Extracted data entries:
──────────────────────────────

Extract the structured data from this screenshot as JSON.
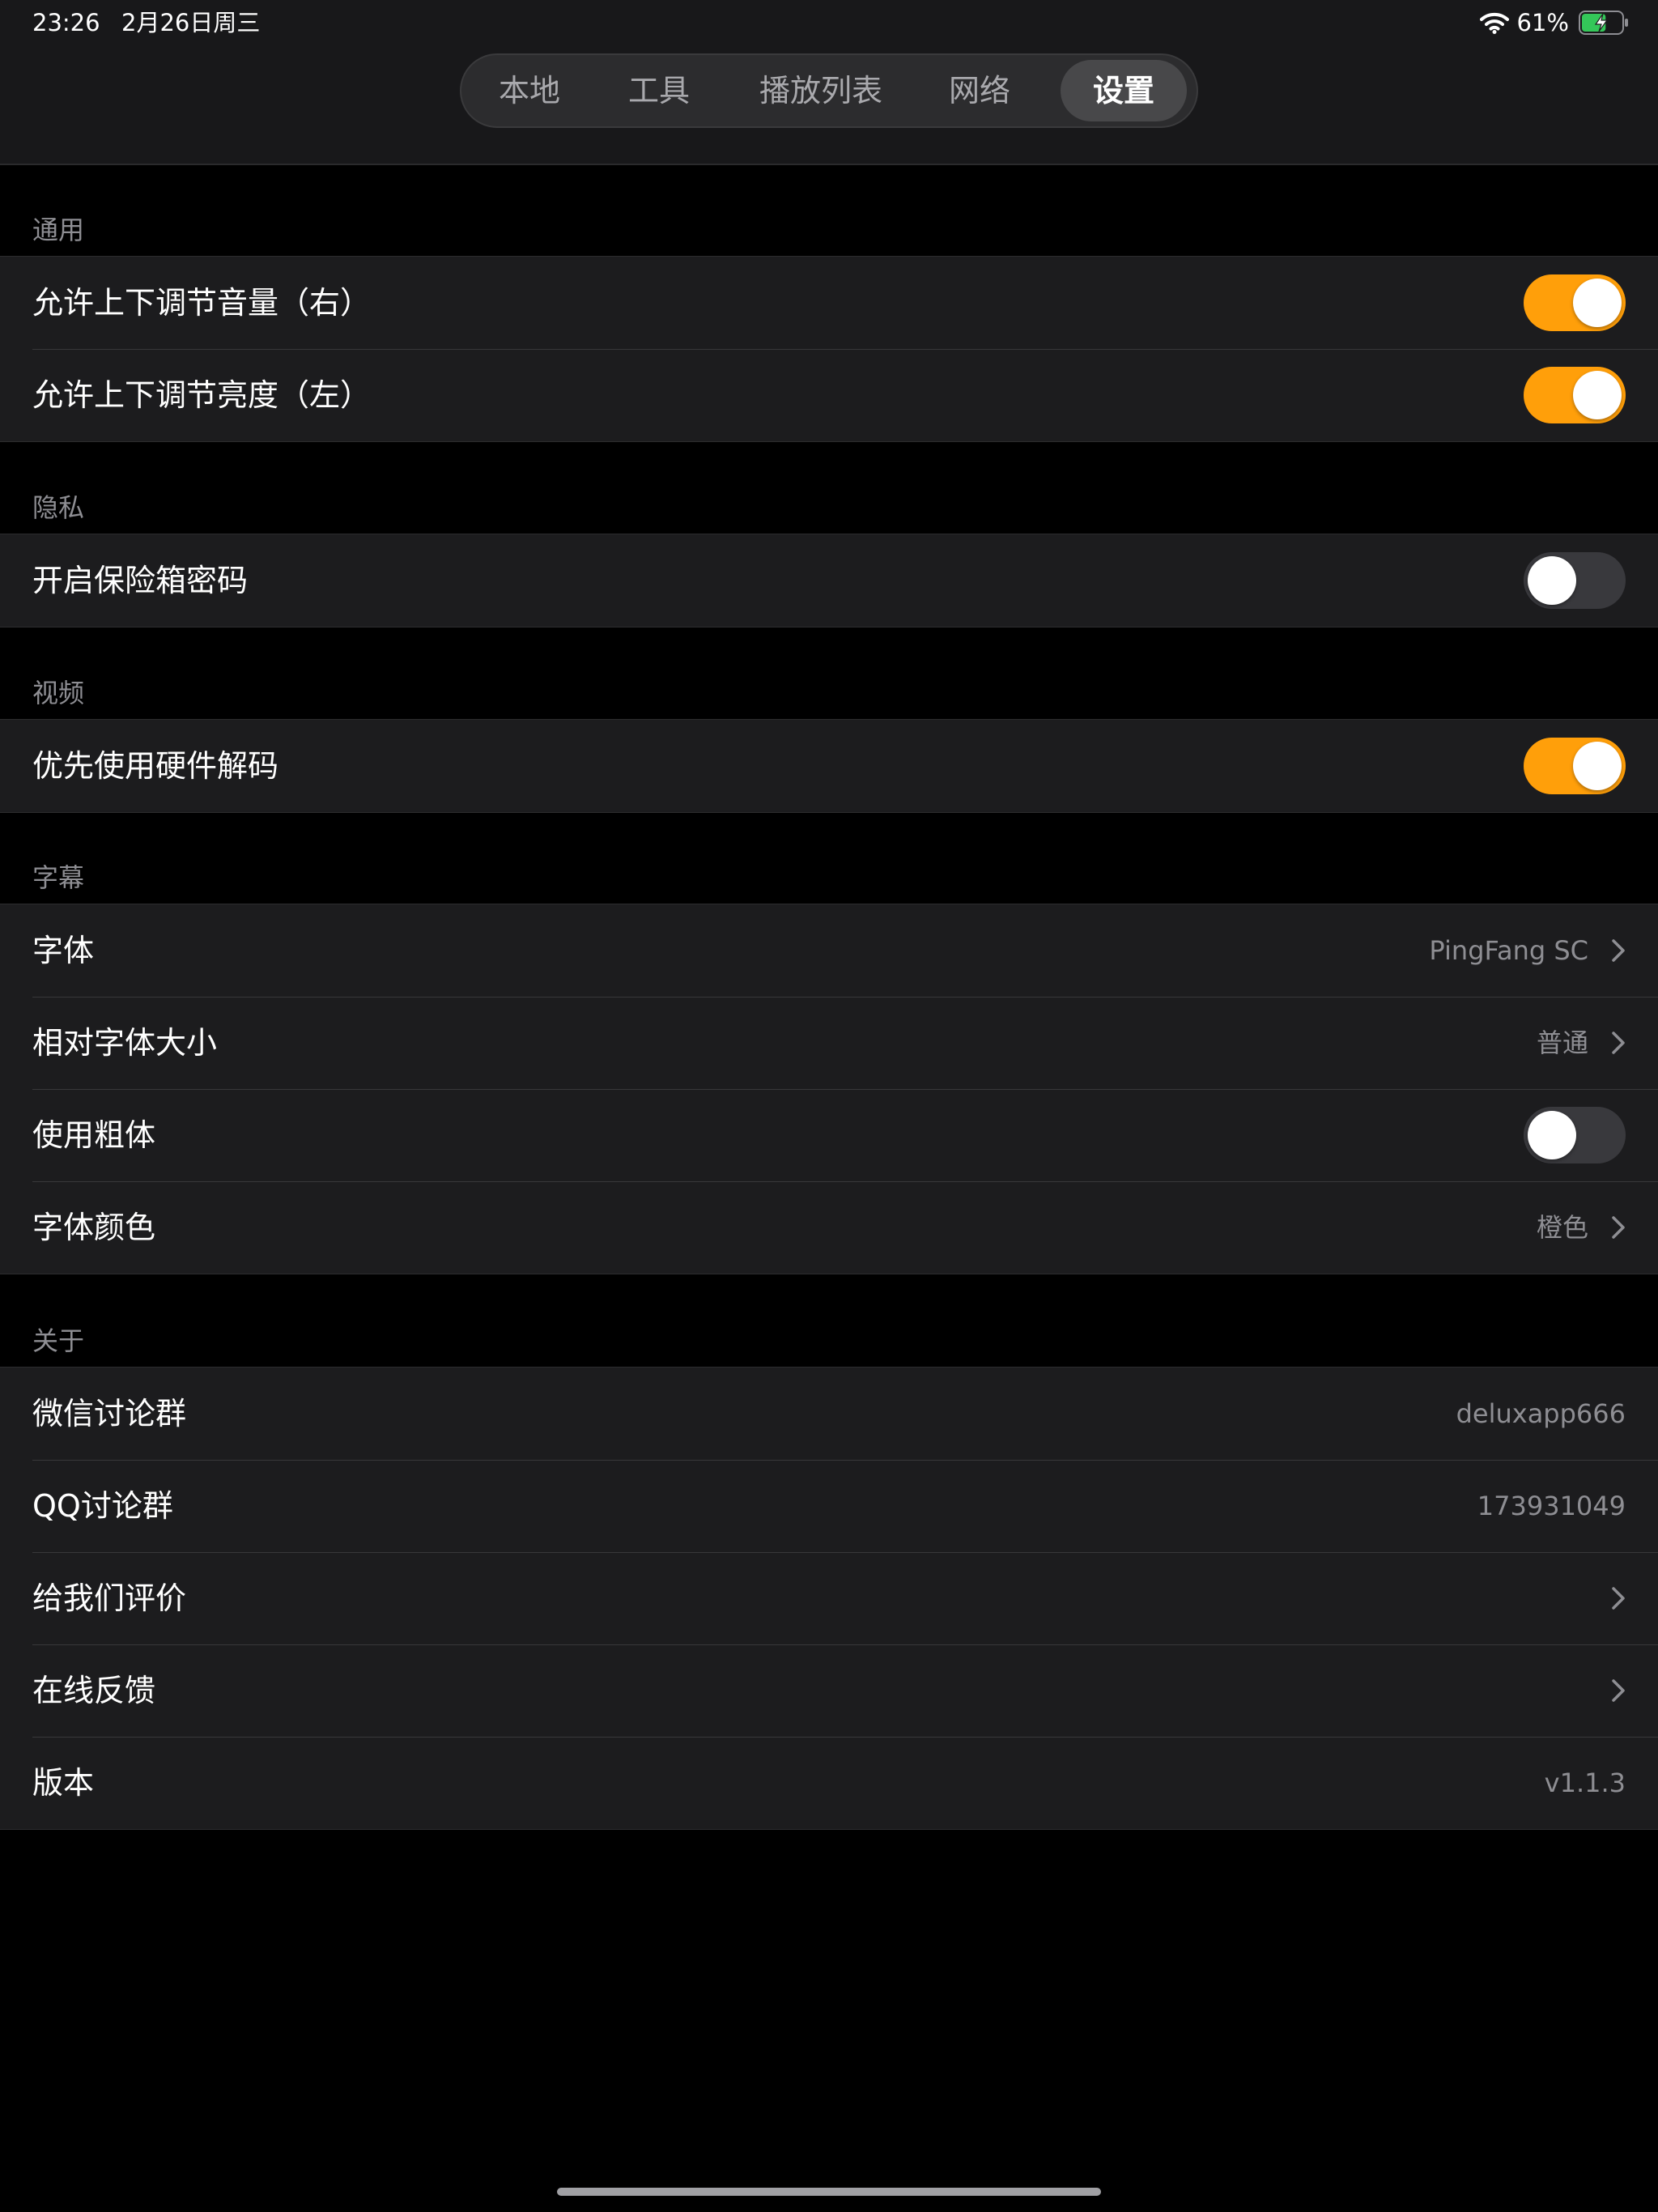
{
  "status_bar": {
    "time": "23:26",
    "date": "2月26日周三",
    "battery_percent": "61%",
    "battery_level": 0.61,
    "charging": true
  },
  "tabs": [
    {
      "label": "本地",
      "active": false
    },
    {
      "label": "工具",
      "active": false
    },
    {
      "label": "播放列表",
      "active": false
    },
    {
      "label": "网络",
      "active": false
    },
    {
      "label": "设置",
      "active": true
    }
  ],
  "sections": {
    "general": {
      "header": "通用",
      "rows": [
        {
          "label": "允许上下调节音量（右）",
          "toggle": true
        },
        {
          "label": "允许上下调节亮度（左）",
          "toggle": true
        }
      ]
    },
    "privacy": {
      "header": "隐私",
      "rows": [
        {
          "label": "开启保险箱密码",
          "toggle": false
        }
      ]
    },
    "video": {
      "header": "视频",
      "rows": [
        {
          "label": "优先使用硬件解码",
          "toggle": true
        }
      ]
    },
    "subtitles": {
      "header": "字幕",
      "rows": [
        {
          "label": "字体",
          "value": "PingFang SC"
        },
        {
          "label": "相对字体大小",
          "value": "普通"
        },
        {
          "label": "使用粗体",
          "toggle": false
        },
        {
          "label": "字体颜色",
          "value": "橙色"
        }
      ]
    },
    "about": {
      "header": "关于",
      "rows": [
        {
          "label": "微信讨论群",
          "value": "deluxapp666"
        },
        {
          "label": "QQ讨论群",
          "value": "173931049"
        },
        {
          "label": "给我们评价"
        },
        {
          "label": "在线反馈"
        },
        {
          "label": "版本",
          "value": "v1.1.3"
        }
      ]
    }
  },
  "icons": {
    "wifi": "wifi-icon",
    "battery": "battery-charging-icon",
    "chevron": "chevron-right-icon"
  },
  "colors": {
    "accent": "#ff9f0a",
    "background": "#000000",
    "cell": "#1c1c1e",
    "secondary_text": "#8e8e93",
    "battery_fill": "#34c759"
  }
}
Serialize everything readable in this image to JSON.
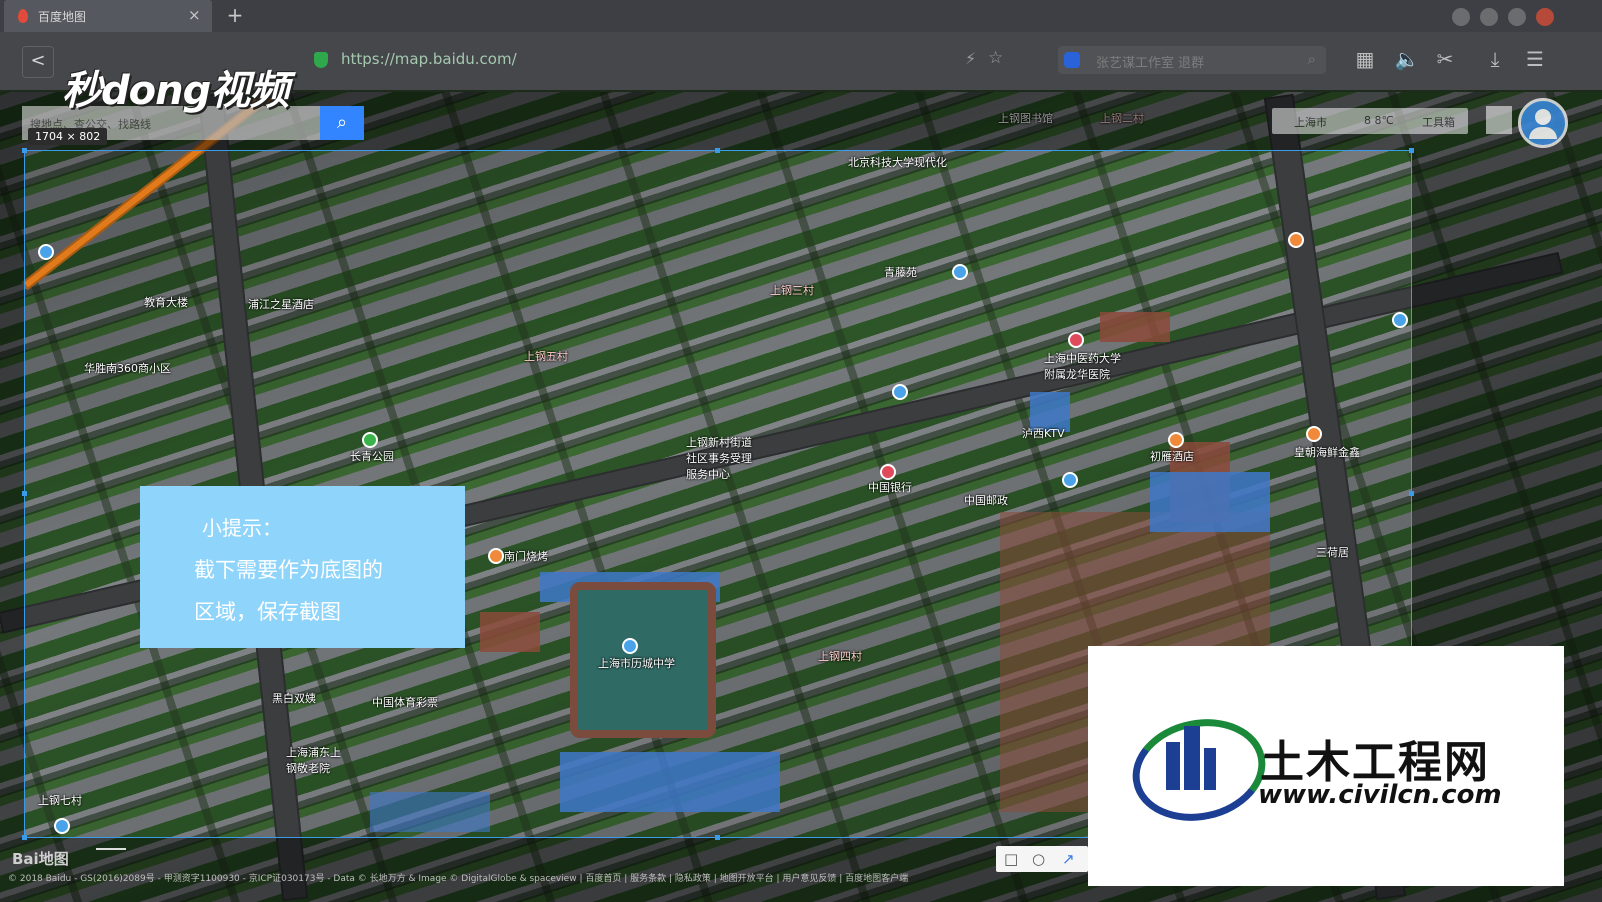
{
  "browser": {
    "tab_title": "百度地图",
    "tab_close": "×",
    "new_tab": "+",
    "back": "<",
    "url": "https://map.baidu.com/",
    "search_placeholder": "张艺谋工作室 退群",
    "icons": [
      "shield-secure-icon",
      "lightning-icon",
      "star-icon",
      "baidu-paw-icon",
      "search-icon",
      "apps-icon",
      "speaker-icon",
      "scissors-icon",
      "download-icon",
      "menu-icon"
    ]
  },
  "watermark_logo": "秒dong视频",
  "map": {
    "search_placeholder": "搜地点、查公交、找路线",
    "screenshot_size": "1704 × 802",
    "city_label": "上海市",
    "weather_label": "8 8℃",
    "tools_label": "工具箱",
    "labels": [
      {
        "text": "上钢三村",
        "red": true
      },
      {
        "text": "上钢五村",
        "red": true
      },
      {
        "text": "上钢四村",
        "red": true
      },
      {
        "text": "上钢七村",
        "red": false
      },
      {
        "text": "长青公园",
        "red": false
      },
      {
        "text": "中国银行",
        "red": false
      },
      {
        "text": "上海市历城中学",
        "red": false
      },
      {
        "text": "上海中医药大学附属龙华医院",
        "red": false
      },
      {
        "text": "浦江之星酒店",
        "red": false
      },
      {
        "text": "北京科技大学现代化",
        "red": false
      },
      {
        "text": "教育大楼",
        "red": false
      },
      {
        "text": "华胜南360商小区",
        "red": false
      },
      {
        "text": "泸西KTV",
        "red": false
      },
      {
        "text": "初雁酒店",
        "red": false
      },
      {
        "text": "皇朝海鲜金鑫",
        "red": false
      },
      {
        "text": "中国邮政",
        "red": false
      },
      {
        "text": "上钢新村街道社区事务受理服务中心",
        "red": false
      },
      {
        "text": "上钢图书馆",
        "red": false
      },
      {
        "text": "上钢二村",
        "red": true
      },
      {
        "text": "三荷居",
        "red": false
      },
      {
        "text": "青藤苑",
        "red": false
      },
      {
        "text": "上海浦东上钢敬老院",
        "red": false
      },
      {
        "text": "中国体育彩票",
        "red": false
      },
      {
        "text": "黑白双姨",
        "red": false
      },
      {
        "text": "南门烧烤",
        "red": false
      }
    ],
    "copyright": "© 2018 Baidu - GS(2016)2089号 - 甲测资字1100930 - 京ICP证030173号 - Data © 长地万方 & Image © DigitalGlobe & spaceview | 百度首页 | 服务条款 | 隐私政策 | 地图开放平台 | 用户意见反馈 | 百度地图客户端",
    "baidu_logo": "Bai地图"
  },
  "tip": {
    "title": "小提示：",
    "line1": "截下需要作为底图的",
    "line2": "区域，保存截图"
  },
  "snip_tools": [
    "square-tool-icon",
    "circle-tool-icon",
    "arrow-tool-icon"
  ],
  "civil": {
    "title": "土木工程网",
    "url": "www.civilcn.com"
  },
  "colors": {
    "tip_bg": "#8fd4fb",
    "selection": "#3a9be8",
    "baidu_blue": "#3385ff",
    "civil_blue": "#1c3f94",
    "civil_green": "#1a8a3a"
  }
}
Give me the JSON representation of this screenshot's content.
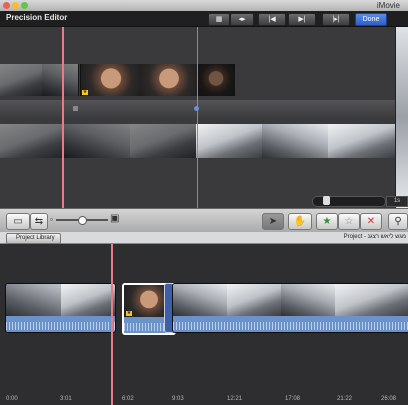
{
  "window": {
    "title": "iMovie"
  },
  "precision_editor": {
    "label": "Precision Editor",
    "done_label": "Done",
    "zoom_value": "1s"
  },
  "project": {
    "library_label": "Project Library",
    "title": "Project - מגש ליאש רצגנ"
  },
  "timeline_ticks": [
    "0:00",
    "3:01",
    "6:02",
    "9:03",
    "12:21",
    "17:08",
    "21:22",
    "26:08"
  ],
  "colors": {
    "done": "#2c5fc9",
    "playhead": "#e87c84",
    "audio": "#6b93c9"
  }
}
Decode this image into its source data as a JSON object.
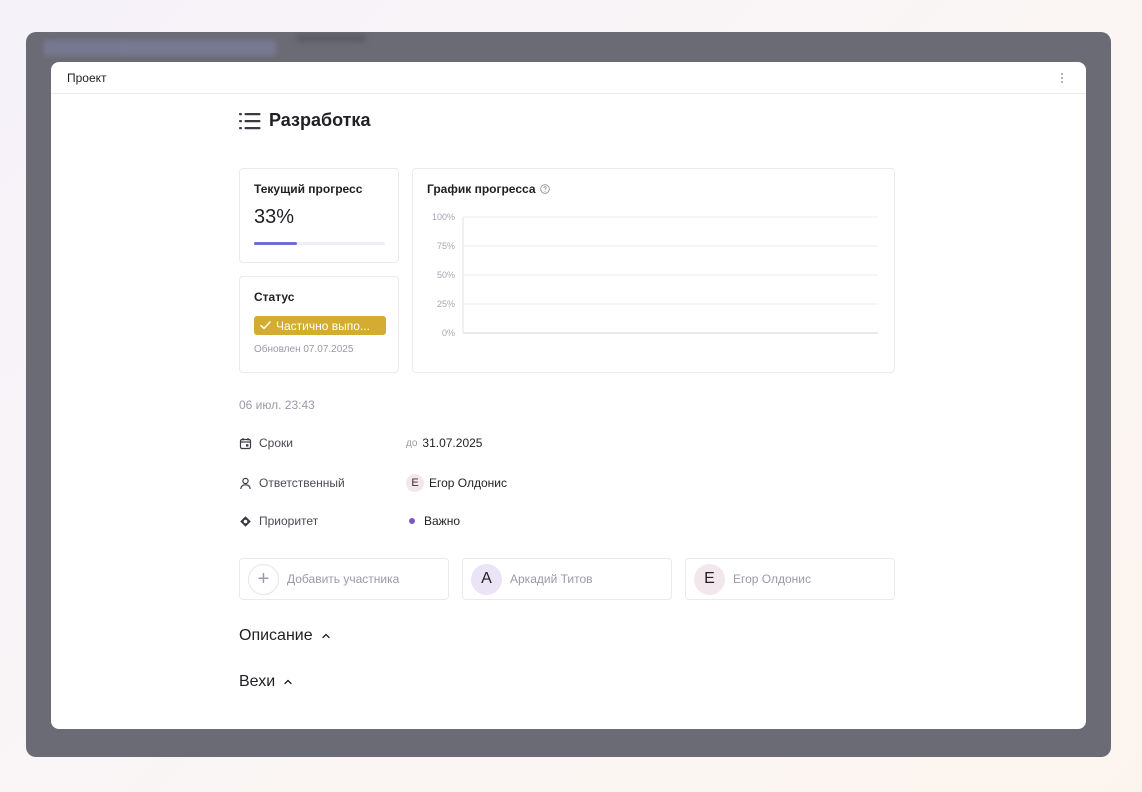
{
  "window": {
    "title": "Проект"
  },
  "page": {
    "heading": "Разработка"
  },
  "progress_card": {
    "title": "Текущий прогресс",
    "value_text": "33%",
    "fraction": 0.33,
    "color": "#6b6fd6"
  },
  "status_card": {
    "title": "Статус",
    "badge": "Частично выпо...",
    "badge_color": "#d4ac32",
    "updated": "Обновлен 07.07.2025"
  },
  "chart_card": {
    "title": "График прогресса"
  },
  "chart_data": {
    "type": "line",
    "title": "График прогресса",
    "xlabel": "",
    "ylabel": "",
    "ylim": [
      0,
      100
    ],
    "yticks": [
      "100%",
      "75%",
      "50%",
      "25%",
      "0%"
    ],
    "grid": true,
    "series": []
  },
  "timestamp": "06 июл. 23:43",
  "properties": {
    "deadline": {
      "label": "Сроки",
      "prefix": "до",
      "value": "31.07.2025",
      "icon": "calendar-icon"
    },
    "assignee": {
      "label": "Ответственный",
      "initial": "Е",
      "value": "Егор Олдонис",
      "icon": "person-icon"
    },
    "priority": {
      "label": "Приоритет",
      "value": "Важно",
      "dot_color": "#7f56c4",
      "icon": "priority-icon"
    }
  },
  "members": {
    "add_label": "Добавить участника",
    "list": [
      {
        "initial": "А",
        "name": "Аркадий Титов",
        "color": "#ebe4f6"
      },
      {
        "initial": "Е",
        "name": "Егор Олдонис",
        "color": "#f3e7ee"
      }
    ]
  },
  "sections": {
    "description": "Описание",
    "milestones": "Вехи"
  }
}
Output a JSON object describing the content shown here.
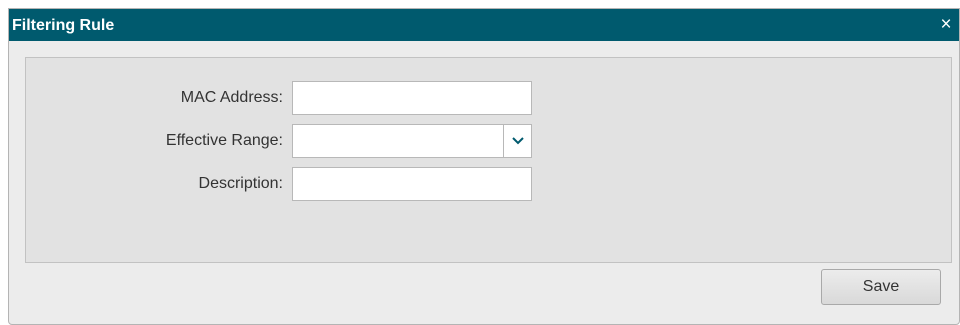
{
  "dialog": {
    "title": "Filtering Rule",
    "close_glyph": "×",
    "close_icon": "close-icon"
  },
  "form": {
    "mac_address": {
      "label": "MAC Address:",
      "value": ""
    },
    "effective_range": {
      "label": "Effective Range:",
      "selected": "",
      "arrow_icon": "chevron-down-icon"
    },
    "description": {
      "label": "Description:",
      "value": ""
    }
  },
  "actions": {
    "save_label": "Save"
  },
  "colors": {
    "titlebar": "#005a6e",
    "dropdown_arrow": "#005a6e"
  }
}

──────────────────────────────

### Problem
For the entries above, state how many lines contain the word "charging". Provide the number by itself.

### Exercise answer
2